**** EXERCISE INPUTS ****

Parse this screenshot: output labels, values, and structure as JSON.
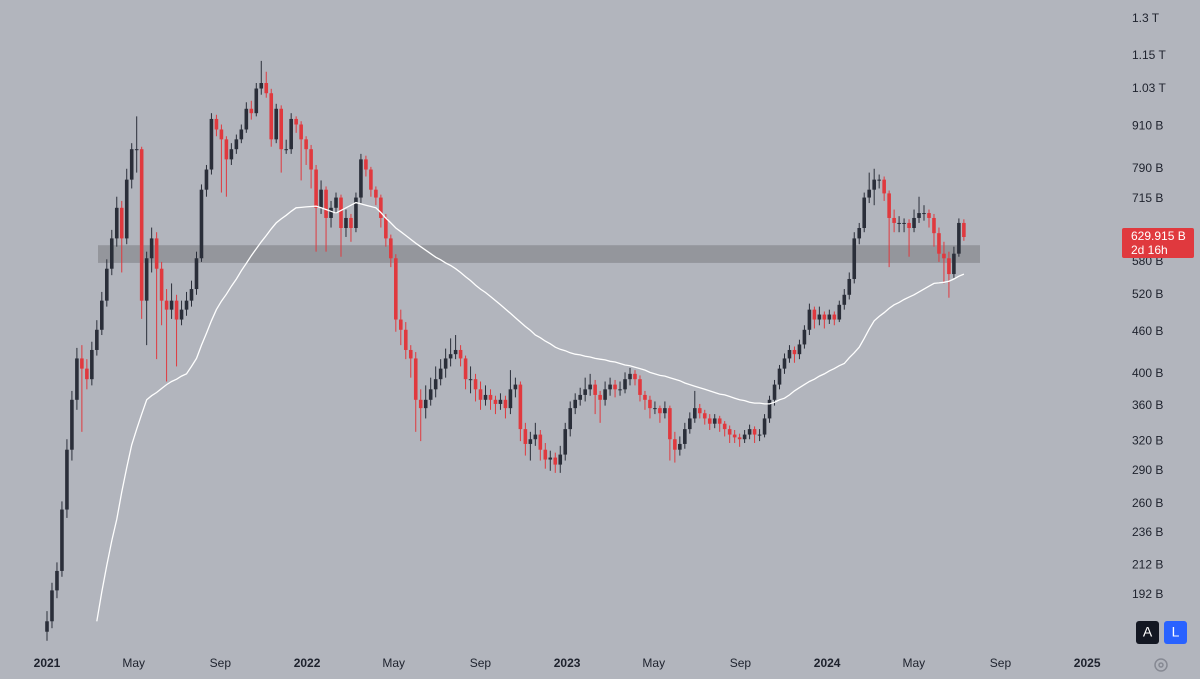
{
  "chart_data": {
    "type": "candlestick",
    "log_scale": true,
    "grid": false,
    "ylim": [
      160,
      1383
    ],
    "yticks": [
      {
        "value": 1300,
        "label": "1.3 T"
      },
      {
        "value": 1150,
        "label": "1.15 T"
      },
      {
        "value": 1030,
        "label": "1.03 T"
      },
      {
        "value": 910,
        "label": "910 B"
      },
      {
        "value": 790,
        "label": "790 B"
      },
      {
        "value": 715,
        "label": "715 B"
      },
      {
        "value": 580,
        "label": "580 B"
      },
      {
        "value": 520,
        "label": "520 B"
      },
      {
        "value": 460,
        "label": "460 B"
      },
      {
        "value": 400,
        "label": "400 B"
      },
      {
        "value": 360,
        "label": "360 B"
      },
      {
        "value": 320,
        "label": "320 B"
      },
      {
        "value": 290,
        "label": "290 B"
      },
      {
        "value": 260,
        "label": "260 B"
      },
      {
        "value": 236,
        "label": "236 B"
      },
      {
        "value": 212,
        "label": "212 B"
      },
      {
        "value": 192,
        "label": "192 B"
      }
    ],
    "xticks": [
      {
        "value": "2021-01",
        "label": "2021"
      },
      {
        "value": "2021-05",
        "label": "May"
      },
      {
        "value": "2021-09",
        "label": "Sep"
      },
      {
        "value": "2022-01",
        "label": "2022"
      },
      {
        "value": "2022-05",
        "label": "May"
      },
      {
        "value": "2022-09",
        "label": "Sep"
      },
      {
        "value": "2023-01",
        "label": "2023"
      },
      {
        "value": "2023-05",
        "label": "May"
      },
      {
        "value": "2023-09",
        "label": "Sep"
      },
      {
        "value": "2024-01",
        "label": "2024"
      },
      {
        "value": "2024-05",
        "label": "May"
      },
      {
        "value": "2024-09",
        "label": "Sep"
      },
      {
        "value": "2025-01",
        "label": "2025"
      }
    ],
    "up_color": "#2a2e39",
    "down_color": "#e0393e",
    "candles": [
      [
        170,
        182,
        165,
        176
      ],
      [
        176,
        200,
        172,
        195
      ],
      [
        195,
        214,
        190,
        208
      ],
      [
        208,
        262,
        204,
        255
      ],
      [
        255,
        322,
        248,
        311
      ],
      [
        311,
        378,
        300,
        367
      ],
      [
        367,
        436,
        355,
        421
      ],
      [
        421,
        440,
        330,
        407
      ],
      [
        407,
        420,
        380,
        393
      ],
      [
        393,
        445,
        385,
        433
      ],
      [
        433,
        478,
        425,
        463
      ],
      [
        463,
        525,
        455,
        510
      ],
      [
        510,
        585,
        500,
        567
      ],
      [
        567,
        645,
        555,
        627
      ],
      [
        627,
        720,
        610,
        694
      ],
      [
        694,
        710,
        560,
        627
      ],
      [
        627,
        790,
        615,
        762
      ],
      [
        762,
        860,
        740,
        843
      ],
      [
        843,
        940,
        780,
        843
      ],
      [
        843,
        850,
        480,
        510
      ],
      [
        510,
        600,
        440,
        587
      ],
      [
        587,
        650,
        560,
        627
      ],
      [
        627,
        640,
        420,
        567
      ],
      [
        567,
        580,
        470,
        510
      ],
      [
        510,
        530,
        390,
        495
      ],
      [
        495,
        540,
        480,
        510
      ],
      [
        510,
        520,
        410,
        479
      ],
      [
        479,
        510,
        470,
        495
      ],
      [
        495,
        525,
        485,
        510
      ],
      [
        510,
        545,
        500,
        530
      ],
      [
        530,
        600,
        520,
        587
      ],
      [
        587,
        750,
        580,
        737
      ],
      [
        737,
        800,
        720,
        788
      ],
      [
        788,
        950,
        775,
        932
      ],
      [
        932,
        945,
        880,
        900
      ],
      [
        900,
        915,
        730,
        871
      ],
      [
        871,
        880,
        720,
        815
      ],
      [
        815,
        860,
        800,
        843
      ],
      [
        843,
        885,
        830,
        871
      ],
      [
        871,
        915,
        860,
        900
      ],
      [
        900,
        985,
        890,
        964
      ],
      [
        964,
        990,
        930,
        950
      ],
      [
        950,
        1050,
        940,
        1031
      ],
      [
        1031,
        1130,
        1010,
        1050
      ],
      [
        1050,
        1090,
        1000,
        1015
      ],
      [
        1015,
        1030,
        850,
        871
      ],
      [
        871,
        980,
        860,
        964
      ],
      [
        964,
        975,
        780,
        843
      ],
      [
        843,
        870,
        830,
        843
      ],
      [
        843,
        950,
        830,
        932
      ],
      [
        932,
        940,
        890,
        915
      ],
      [
        915,
        925,
        760,
        871
      ],
      [
        871,
        880,
        800,
        843
      ],
      [
        843,
        855,
        740,
        788
      ],
      [
        788,
        800,
        600,
        694
      ],
      [
        694,
        760,
        680,
        737
      ],
      [
        737,
        745,
        600,
        671
      ],
      [
        671,
        710,
        650,
        694
      ],
      [
        694,
        730,
        680,
        718
      ],
      [
        718,
        725,
        590,
        649
      ],
      [
        649,
        690,
        630,
        671
      ],
      [
        671,
        680,
        620,
        649
      ],
      [
        649,
        730,
        640,
        718
      ],
      [
        718,
        830,
        705,
        815
      ],
      [
        815,
        825,
        770,
        788
      ],
      [
        788,
        795,
        720,
        737
      ],
      [
        737,
        745,
        700,
        718
      ],
      [
        718,
        725,
        650,
        671
      ],
      [
        671,
        680,
        610,
        627
      ],
      [
        627,
        635,
        570,
        587
      ],
      [
        587,
        595,
        460,
        479
      ],
      [
        479,
        495,
        440,
        463
      ],
      [
        463,
        475,
        420,
        433
      ],
      [
        433,
        440,
        395,
        421
      ],
      [
        421,
        430,
        330,
        367
      ],
      [
        367,
        380,
        320,
        357
      ],
      [
        357,
        385,
        345,
        367
      ],
      [
        367,
        395,
        360,
        380
      ],
      [
        380,
        410,
        370,
        393
      ],
      [
        393,
        420,
        385,
        407
      ],
      [
        407,
        435,
        395,
        421
      ],
      [
        421,
        450,
        410,
        427
      ],
      [
        427,
        455,
        420,
        433
      ],
      [
        433,
        440,
        410,
        421
      ],
      [
        421,
        425,
        380,
        393
      ],
      [
        393,
        410,
        375,
        393
      ],
      [
        393,
        400,
        365,
        380
      ],
      [
        380,
        390,
        355,
        367
      ],
      [
        367,
        385,
        360,
        373
      ],
      [
        373,
        380,
        355,
        367
      ],
      [
        367,
        372,
        350,
        362
      ],
      [
        362,
        375,
        355,
        367
      ],
      [
        367,
        372,
        345,
        357
      ],
      [
        357,
        405,
        350,
        380
      ],
      [
        380,
        395,
        370,
        386
      ],
      [
        386,
        390,
        320,
        333
      ],
      [
        333,
        340,
        305,
        317
      ],
      [
        317,
        330,
        300,
        322
      ],
      [
        322,
        340,
        315,
        327
      ],
      [
        327,
        332,
        300,
        311
      ],
      [
        311,
        318,
        292,
        301
      ],
      [
        301,
        310,
        290,
        303
      ],
      [
        303,
        308,
        288,
        296
      ],
      [
        296,
        315,
        288,
        306
      ],
      [
        306,
        340,
        300,
        333
      ],
      [
        333,
        365,
        325,
        357
      ],
      [
        357,
        375,
        350,
        367
      ],
      [
        367,
        382,
        360,
        373
      ],
      [
        373,
        395,
        365,
        380
      ],
      [
        380,
        400,
        372,
        386
      ],
      [
        386,
        392,
        350,
        373
      ],
      [
        373,
        378,
        340,
        367
      ],
      [
        367,
        390,
        360,
        380
      ],
      [
        380,
        395,
        372,
        386
      ],
      [
        386,
        392,
        370,
        380
      ],
      [
        380,
        390,
        372,
        380
      ],
      [
        380,
        402,
        375,
        393
      ],
      [
        393,
        408,
        385,
        400
      ],
      [
        400,
        405,
        385,
        393
      ],
      [
        393,
        398,
        365,
        373
      ],
      [
        373,
        378,
        355,
        367
      ],
      [
        367,
        372,
        345,
        357
      ],
      [
        357,
        365,
        350,
        357
      ],
      [
        357,
        360,
        340,
        351
      ],
      [
        351,
        365,
        345,
        357
      ],
      [
        357,
        360,
        300,
        322
      ],
      [
        322,
        330,
        298,
        311
      ],
      [
        311,
        325,
        305,
        317
      ],
      [
        317,
        340,
        312,
        333
      ],
      [
        333,
        352,
        328,
        345
      ],
      [
        345,
        378,
        340,
        357
      ],
      [
        357,
        362,
        345,
        351
      ],
      [
        351,
        355,
        338,
        345
      ],
      [
        345,
        350,
        332,
        339
      ],
      [
        339,
        350,
        334,
        345
      ],
      [
        345,
        348,
        330,
        339
      ],
      [
        339,
        342,
        325,
        333
      ],
      [
        333,
        337,
        318,
        327
      ],
      [
        327,
        332,
        318,
        324
      ],
      [
        324,
        328,
        314,
        322
      ],
      [
        322,
        332,
        318,
        327
      ],
      [
        327,
        338,
        322,
        333
      ],
      [
        333,
        336,
        318,
        327
      ],
      [
        327,
        333,
        320,
        327
      ],
      [
        327,
        350,
        324,
        345
      ],
      [
        345,
        372,
        340,
        367
      ],
      [
        367,
        392,
        360,
        386
      ],
      [
        386,
        412,
        380,
        407
      ],
      [
        407,
        428,
        400,
        421
      ],
      [
        421,
        440,
        415,
        433
      ],
      [
        433,
        438,
        415,
        427
      ],
      [
        427,
        448,
        420,
        441
      ],
      [
        441,
        470,
        435,
        463
      ],
      [
        463,
        505,
        455,
        495
      ],
      [
        495,
        500,
        465,
        479
      ],
      [
        479,
        500,
        470,
        487
      ],
      [
        487,
        492,
        465,
        479
      ],
      [
        479,
        495,
        472,
        487
      ],
      [
        487,
        492,
        470,
        479
      ],
      [
        479,
        510,
        475,
        503
      ],
      [
        503,
        530,
        495,
        520
      ],
      [
        520,
        560,
        512,
        548
      ],
      [
        548,
        640,
        540,
        627
      ],
      [
        627,
        660,
        615,
        649
      ],
      [
        649,
        730,
        640,
        718
      ],
      [
        718,
        780,
        705,
        737
      ],
      [
        737,
        790,
        700,
        762
      ],
      [
        762,
        775,
        740,
        762
      ],
      [
        762,
        770,
        710,
        728
      ],
      [
        728,
        735,
        570,
        671
      ],
      [
        671,
        690,
        640,
        660
      ],
      [
        660,
        675,
        640,
        660
      ],
      [
        660,
        670,
        640,
        660
      ],
      [
        660,
        668,
        590,
        649
      ],
      [
        649,
        690,
        640,
        671
      ],
      [
        671,
        720,
        660,
        682
      ],
      [
        682,
        700,
        665,
        682
      ],
      [
        682,
        690,
        650,
        671
      ],
      [
        671,
        680,
        610,
        638
      ],
      [
        638,
        650,
        580,
        596
      ],
      [
        596,
        620,
        540,
        587
      ],
      [
        587,
        600,
        515,
        557
      ],
      [
        557,
        610,
        550,
        596
      ],
      [
        596,
        670,
        590,
        660
      ],
      [
        660,
        668,
        622,
        629.915
      ]
    ],
    "ma": {
      "color": "#ffffff",
      "values": [
        null,
        null,
        null,
        null,
        null,
        null,
        null,
        null,
        null,
        null,
        176,
        194,
        212,
        230,
        247,
        270,
        293,
        316,
        333,
        350,
        367,
        372,
        376,
        381,
        386,
        390,
        393,
        397,
        400,
        410,
        421,
        440,
        458,
        477,
        495,
        509,
        521,
        535,
        548,
        563,
        577,
        592,
        606,
        620,
        633,
        647,
        660,
        669,
        677,
        686,
        694,
        695,
        696,
        697,
        698,
        694,
        690,
        686,
        682,
        688,
        694,
        700,
        706,
        703,
        700,
        697,
        694,
        683,
        671,
        660,
        649,
        641,
        633,
        625,
        617,
        610,
        603,
        596,
        589,
        584,
        578,
        573,
        567,
        560,
        552,
        545,
        537,
        530,
        524,
        517,
        510,
        503,
        496,
        489,
        482,
        475,
        468,
        462,
        455,
        451,
        446,
        442,
        437,
        434,
        432,
        429,
        427,
        426,
        424,
        423,
        421,
        420,
        419,
        417,
        416,
        414,
        412,
        411,
        409,
        407,
        405,
        402,
        400,
        398,
        397,
        395,
        393,
        391,
        388,
        386,
        384,
        382,
        380,
        378,
        376,
        374,
        373,
        371,
        369,
        367,
        366,
        364,
        363,
        363,
        362,
        362,
        364,
        367,
        369,
        373,
        378,
        382,
        386,
        390,
        393,
        397,
        400,
        404,
        407,
        411,
        414,
        422,
        429,
        437,
        450,
        464,
        477,
        484,
        490,
        497,
        503,
        507,
        512,
        516,
        520,
        525,
        530,
        535,
        540,
        541,
        542,
        544,
        548,
        553,
        557
      ]
    },
    "zone": {
      "low": 578,
      "high": 613,
      "color": "#8e9096"
    },
    "last_price": {
      "value": 629.915,
      "label": "629.915 B"
    },
    "countdown": "2d 16h",
    "buttons": [
      "A",
      "L"
    ]
  }
}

****

WRITTEN EXERCISE:
Examine the records and pull out every line where the string "values" occurs.

FINAL RESULT:
Parse this screenshot: output labels, values, and structure as JSON.
      "values": [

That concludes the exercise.